**Dataset rows about figures**
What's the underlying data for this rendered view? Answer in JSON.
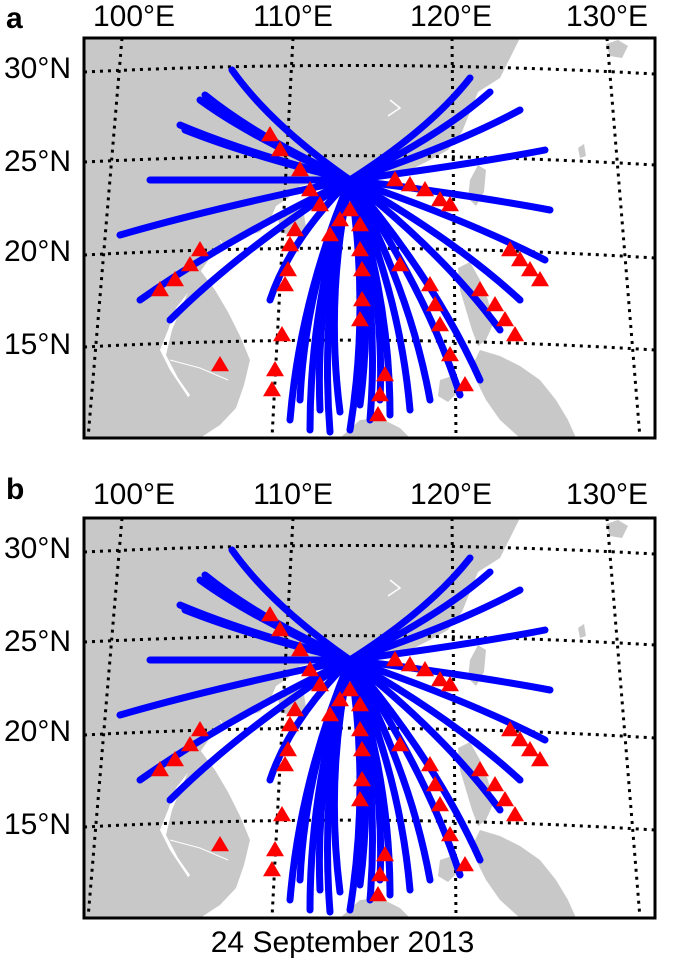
{
  "panels": [
    {
      "letter": "a",
      "lon_labels": [
        "100°E",
        "110°E",
        "120°E",
        "130°E"
      ],
      "lat_labels": [
        "30°N",
        "25°N",
        "20°N",
        "15°N"
      ]
    },
    {
      "letter": "b",
      "lon_labels": [
        "100°E",
        "110°E",
        "120°E",
        "130°E"
      ],
      "lat_labels": [
        "30°N",
        "25°N",
        "20°N",
        "15°N"
      ]
    }
  ],
  "caption": "24 September 2013",
  "colors": {
    "land": "#c8c8c8",
    "ocean": "#ffffff",
    "trajectory": "#0000ff",
    "marker": "#ff0000",
    "graticule": "#000000"
  },
  "legend_semantics": {
    "trajectory_line": "blue",
    "marker_shape": "red-triangle"
  }
}
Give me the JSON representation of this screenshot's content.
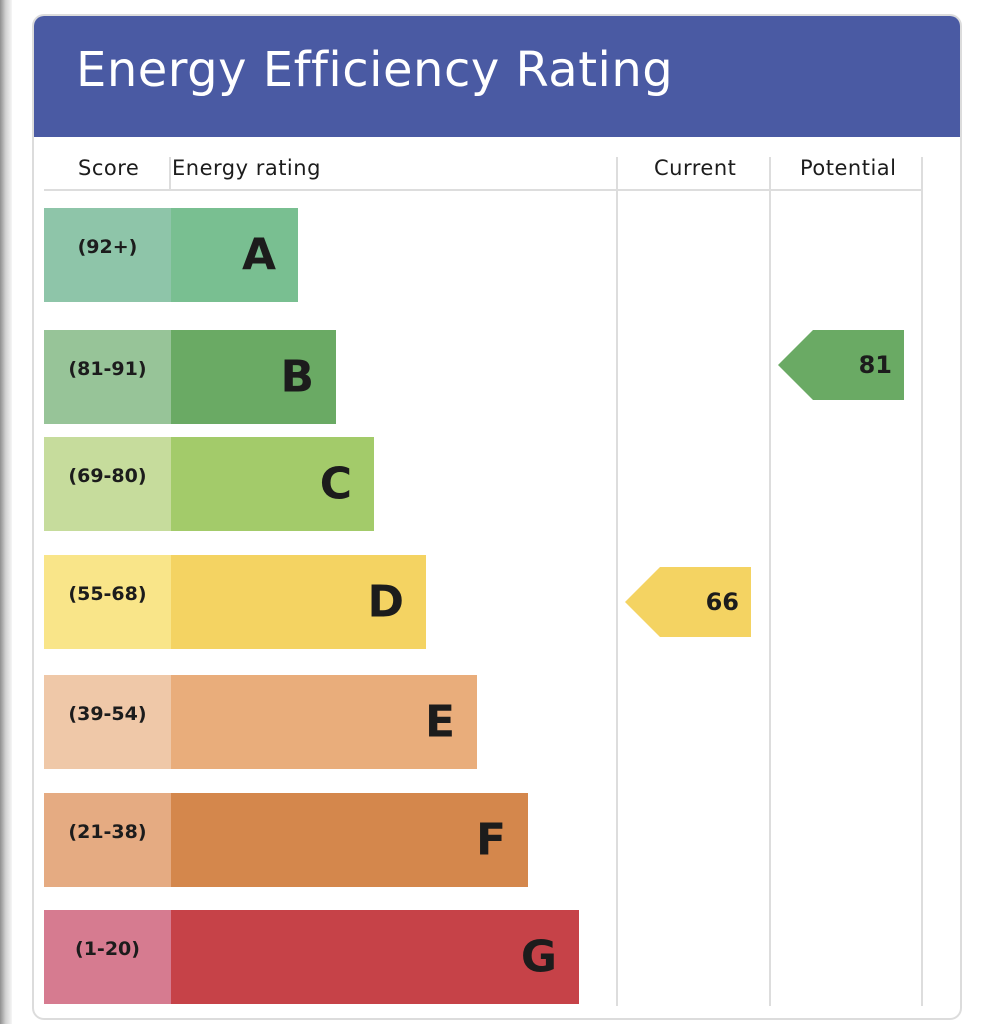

**Task to carry out**
Copy out all of the material exactly as written, without its pictures.

**Task response**
What's the underlying data for this rendered view? Answer in JSON.
{
  "panels": [
    {
      "letter": "a",
      "lon_labels": [
        "100°E",
        "110°E",
        "120°E",
        "130°E"
      ],
      "lat_labels": [
        "30°N",
        "25°N",
        "20°N",
        "15°N"
      ]
    },
    {
      "letter": "b",
      "lon_labels": [
        "100°E",
        "110°E",
        "120°E",
        "130°E"
      ],
      "lat_labels": [
        "30°N",
        "25°N",
        "20°N",
        "15°N"
      ]
    }
  ],
  "caption": "24 September 2013",
  "colors": {
    "land": "#c8c8c8",
    "ocean": "#ffffff",
    "trajectory": "#0000ff",
    "marker": "#ff0000",
    "graticule": "#000000"
  },
  "legend_semantics": {
    "trajectory_line": "blue",
    "marker_shape": "red-triangle"
  }
}
Give me the JSON representation of this screenshot's content.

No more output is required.